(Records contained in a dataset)
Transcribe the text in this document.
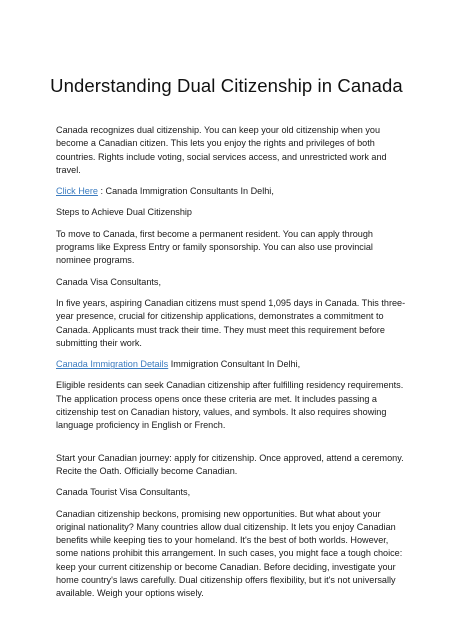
Understanding Dual Citizenship in Canada

Canada recognizes dual citizenship. You can keep your old citizenship when you become a Canadian citizen. This lets you enjoy the rights and privileges of both countries. Rights include voting, social services access, and unrestricted work and travel.

Click Here : Canada Immigration Consultants In Delhi,

Steps to Achieve Dual Citizenship

To move to Canada, first become a permanent resident. You can apply through programs like Express Entry or family sponsorship. You can also use provincial nominee programs.

Canada Visa Consultants,

In five years, aspiring Canadian citizens must spend 1,095 days in Canada. This three-year presence, crucial for citizenship applications, demonstrates a commitment to Canada. Applicants must track their time. They must meet this requirement before submitting their work.

Canada Immigration Details Immigration Consultant In Delhi,

Eligible residents can seek Canadian citizenship after fulfilling residency requirements. The application process opens once these criteria are met. It includes passing a citizenship test on Canadian history, values, and symbols. It also requires showing language proficiency in English or French.

Start your Canadian journey: apply for citizenship. Once approved, attend a ceremony. Recite the Oath. Officially become Canadian.

Canada Tourist Visa Consultants,

Canadian citizenship beckons, promising new opportunities. But what about your original nationality? Many countries allow dual citizenship. It lets you enjoy Canadian benefits while keeping ties to your homeland. It's the best of both worlds. However, some nations prohibit this arrangement. In such cases, you might face a tough choice: keep your current citizenship or become Canadian. Before deciding, investigate your home country's laws carefully. Dual citizenship offers flexibility, but it's not universally available. Weigh your options wisely.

**What to produce**: Report how many lines in the data include the word "Immigration", and give nothing but the count.

**Task response**: 2